# Work to do
Please repeat all of the listing exactly.

Figure data in JSON:
<<<<

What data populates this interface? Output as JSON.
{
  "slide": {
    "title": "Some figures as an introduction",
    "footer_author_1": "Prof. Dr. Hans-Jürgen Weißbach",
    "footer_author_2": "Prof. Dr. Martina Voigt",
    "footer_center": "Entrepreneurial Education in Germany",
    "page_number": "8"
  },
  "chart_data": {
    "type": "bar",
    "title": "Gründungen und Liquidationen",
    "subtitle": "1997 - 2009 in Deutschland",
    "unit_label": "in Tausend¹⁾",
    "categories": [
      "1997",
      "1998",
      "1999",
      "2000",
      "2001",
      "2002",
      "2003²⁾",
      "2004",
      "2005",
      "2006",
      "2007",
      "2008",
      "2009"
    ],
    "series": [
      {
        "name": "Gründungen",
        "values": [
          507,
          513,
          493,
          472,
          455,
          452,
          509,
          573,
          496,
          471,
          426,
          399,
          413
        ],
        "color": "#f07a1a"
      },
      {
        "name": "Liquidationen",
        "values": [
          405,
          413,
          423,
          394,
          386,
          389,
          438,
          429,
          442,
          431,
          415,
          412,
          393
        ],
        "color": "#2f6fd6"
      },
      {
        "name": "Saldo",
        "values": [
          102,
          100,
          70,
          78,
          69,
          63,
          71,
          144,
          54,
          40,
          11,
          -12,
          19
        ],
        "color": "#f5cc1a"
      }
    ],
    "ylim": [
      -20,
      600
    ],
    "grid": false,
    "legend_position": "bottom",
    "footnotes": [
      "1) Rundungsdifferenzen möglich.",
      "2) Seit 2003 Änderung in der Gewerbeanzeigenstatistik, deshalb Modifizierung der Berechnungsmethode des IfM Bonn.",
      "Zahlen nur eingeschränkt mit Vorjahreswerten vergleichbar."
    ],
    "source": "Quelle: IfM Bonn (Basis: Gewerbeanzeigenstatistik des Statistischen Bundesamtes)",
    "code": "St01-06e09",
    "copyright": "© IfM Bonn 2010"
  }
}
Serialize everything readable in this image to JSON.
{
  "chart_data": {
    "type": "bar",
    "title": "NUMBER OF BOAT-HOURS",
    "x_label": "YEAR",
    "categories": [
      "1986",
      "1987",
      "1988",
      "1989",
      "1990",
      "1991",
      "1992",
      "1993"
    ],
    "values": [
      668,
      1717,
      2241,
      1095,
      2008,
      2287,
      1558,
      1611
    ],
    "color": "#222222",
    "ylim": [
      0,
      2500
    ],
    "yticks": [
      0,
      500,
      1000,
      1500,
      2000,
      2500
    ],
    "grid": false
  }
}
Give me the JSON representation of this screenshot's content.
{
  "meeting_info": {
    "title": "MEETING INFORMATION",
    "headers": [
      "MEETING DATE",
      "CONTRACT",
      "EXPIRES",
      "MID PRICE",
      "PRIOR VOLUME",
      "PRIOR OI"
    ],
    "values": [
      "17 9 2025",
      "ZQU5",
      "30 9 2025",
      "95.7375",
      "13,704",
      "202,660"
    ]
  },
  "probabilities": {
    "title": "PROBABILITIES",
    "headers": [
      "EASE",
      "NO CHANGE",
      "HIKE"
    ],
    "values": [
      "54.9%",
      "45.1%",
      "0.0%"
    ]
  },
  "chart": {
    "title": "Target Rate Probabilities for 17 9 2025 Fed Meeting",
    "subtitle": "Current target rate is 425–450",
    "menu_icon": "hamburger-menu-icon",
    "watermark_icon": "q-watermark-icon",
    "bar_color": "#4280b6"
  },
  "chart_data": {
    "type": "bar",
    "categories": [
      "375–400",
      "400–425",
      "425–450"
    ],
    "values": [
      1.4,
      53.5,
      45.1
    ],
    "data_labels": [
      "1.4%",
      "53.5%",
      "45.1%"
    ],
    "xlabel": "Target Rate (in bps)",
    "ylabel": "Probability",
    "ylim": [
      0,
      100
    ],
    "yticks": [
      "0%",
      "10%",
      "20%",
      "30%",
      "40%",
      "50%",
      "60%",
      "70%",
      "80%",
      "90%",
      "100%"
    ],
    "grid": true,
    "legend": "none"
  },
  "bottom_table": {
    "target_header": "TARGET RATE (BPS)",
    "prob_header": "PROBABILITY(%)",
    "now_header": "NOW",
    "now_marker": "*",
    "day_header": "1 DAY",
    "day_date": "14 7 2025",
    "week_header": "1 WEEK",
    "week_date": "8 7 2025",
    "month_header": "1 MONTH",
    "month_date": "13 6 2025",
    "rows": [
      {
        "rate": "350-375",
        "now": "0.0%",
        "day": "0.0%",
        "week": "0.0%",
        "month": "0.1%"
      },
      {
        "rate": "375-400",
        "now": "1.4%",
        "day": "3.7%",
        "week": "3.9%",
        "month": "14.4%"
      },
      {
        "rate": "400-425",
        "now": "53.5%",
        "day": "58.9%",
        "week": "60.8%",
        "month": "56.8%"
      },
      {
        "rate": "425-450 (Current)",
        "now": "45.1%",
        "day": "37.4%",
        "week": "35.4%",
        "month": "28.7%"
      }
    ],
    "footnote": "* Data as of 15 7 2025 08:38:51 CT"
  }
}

>>>>

# Exercise output
What data populates this interface? Output as JSON.
{
  "slide": {
    "title": "Some figures as an introduction",
    "footer_author_1": "Prof. Dr. Hans-Jürgen Weißbach",
    "footer_author_2": "Prof. Dr. Martina Voigt",
    "footer_center": "Entrepreneurial Education in Germany",
    "page_number": "8"
  },
  "chart_data": {
    "type": "bar",
    "title": "Gründungen und Liquidationen",
    "subtitle": "1997 - 2009 in Deutschland",
    "unit_label": "in Tausend¹⁾",
    "categories": [
      "1997",
      "1998",
      "1999",
      "2000",
      "2001",
      "2002",
      "2003²⁾",
      "2004",
      "2005",
      "2006",
      "2007",
      "2008",
      "2009"
    ],
    "series": [
      {
        "name": "Gründungen",
        "values": [
          507,
          513,
          493,
          472,
          455,
          452,
          509,
          573,
          496,
          471,
          426,
          399,
          413
        ],
        "color": "#f07a1a"
      },
      {
        "name": "Liquidationen",
        "values": [
          405,
          413,
          423,
          394,
          386,
          389,
          438,
          429,
          442,
          431,
          415,
          412,
          393
        ],
        "color": "#2f6fd6"
      },
      {
        "name": "Saldo",
        "values": [
          102,
          100,
          70,
          78,
          69,
          63,
          71,
          144,
          54,
          40,
          11,
          -12,
          19
        ],
        "color": "#f5cc1a"
      }
    ],
    "ylim": [
      -20,
      600
    ],
    "grid": false,
    "legend_position": "bottom",
    "footnotes": [
      "1) Rundungsdifferenzen möglich.",
      "2) Seit 2003 Änderung in der Gewerbeanzeigenstatistik, deshalb Modifizierung der Berechnungsmethode des IfM Bonn.",
      "Zahlen nur eingeschränkt mit Vorjahreswerten vergleichbar."
    ],
    "source": "Quelle: IfM Bonn (Basis: Gewerbeanzeigenstatistik des Statistischen Bundesamtes)",
    "code": "St01-06e09",
    "copyright": "© IfM Bonn 2010"
  }
}
Serialize everything readable in this image to JSON.
{
  "chart_data": {
    "type": "bar",
    "title": "NUMBER OF BOAT-HOURS",
    "x_label": "YEAR",
    "categories": [
      "1986",
      "1987",
      "1988",
      "1989",
      "1990",
      "1991",
      "1992",
      "1993"
    ],
    "values": [
      668,
      1717,
      2241,
      1095,
      2008,
      2287,
      1558,
      1611
    ],
    "color": "#222222",
    "ylim": [
      0,
      2500
    ],
    "yticks": [
      0,
      500,
      1000,
      1500,
      2000,
      2500
    ],
    "grid": false
  }
}
Give me the JSON representation of this screenshot's content.
{
  "meeting_info": {
    "title": "MEETING INFORMATION",
    "headers": [
      "MEETING DATE",
      "CONTRACT",
      "EXPIRES",
      "MID PRICE",
      "PRIOR VOLUME",
      "PRIOR OI"
    ],
    "values": [
      "17 9 2025",
      "ZQU5",
      "30 9 2025",
      "95.7375",
      "13,704",
      "202,660"
    ]
  },
  "probabilities": {
    "title": "PROBABILITIES",
    "headers": [
      "EASE",
      "NO CHANGE",
      "HIKE"
    ],
    "values": [
      "54.9%",
      "45.1%",
      "0.0%"
    ]
  },
  "chart": {
    "title": "Target Rate Probabilities for 17 9 2025 Fed Meeting",
    "subtitle": "Current target rate is 425–450",
    "menu_icon": "hamburger-menu-icon",
    "watermark_icon": "q-watermark-icon",
    "bar_color": "#4280b6"
  },
  "chart_data": {
    "type": "bar",
    "categories": [
      "375–400",
      "400–425",
      "425–450"
    ],
    "values": [
      1.4,
      53.5,
      45.1
    ],
    "data_labels": [
      "1.4%",
      "53.5%",
      "45.1%"
    ],
    "xlabel": "Target Rate (in bps)",
    "ylabel": "Probability",
    "ylim": [
      0,
      100
    ],
    "yticks": [
      "0%",
      "10%",
      "20%",
      "30%",
      "40%",
      "50%",
      "60%",
      "70%",
      "80%",
      "90%",
      "100%"
    ],
    "grid": true,
    "legend": "none"
  },
  "bottom_table": {
    "target_header": "TARGET RATE (BPS)",
    "prob_header": "PROBABILITY(%)",
    "now_header": "NOW",
    "now_marker": "*",
    "day_header": "1 DAY",
    "day_date": "14 7 2025",
    "week_header": "1 WEEK",
    "week_date": "8 7 2025",
    "month_header": "1 MONTH",
    "month_date": "13 6 2025",
    "rows": [
      {
        "rate": "350-375",
        "now": "0.0%",
        "day": "0.0%",
        "week": "0.0%",
        "month": "0.1%"
      },
      {
        "rate": "375-400",
        "now": "1.4%",
        "day": "3.7%",
        "week": "3.9%",
        "month": "14.4%"
      },
      {
        "rate": "400-425",
        "now": "53.5%",
        "day": "58.9%",
        "week": "60.8%",
        "month": "56.8%"
      },
      {
        "rate": "425-450 (Current)",
        "now": "45.1%",
        "day": "37.4%",
        "week": "35.4%",
        "month": "28.7%"
      }
    ],
    "footnote": "* Data as of 15 7 2025 08:38:51 CT"
  }
}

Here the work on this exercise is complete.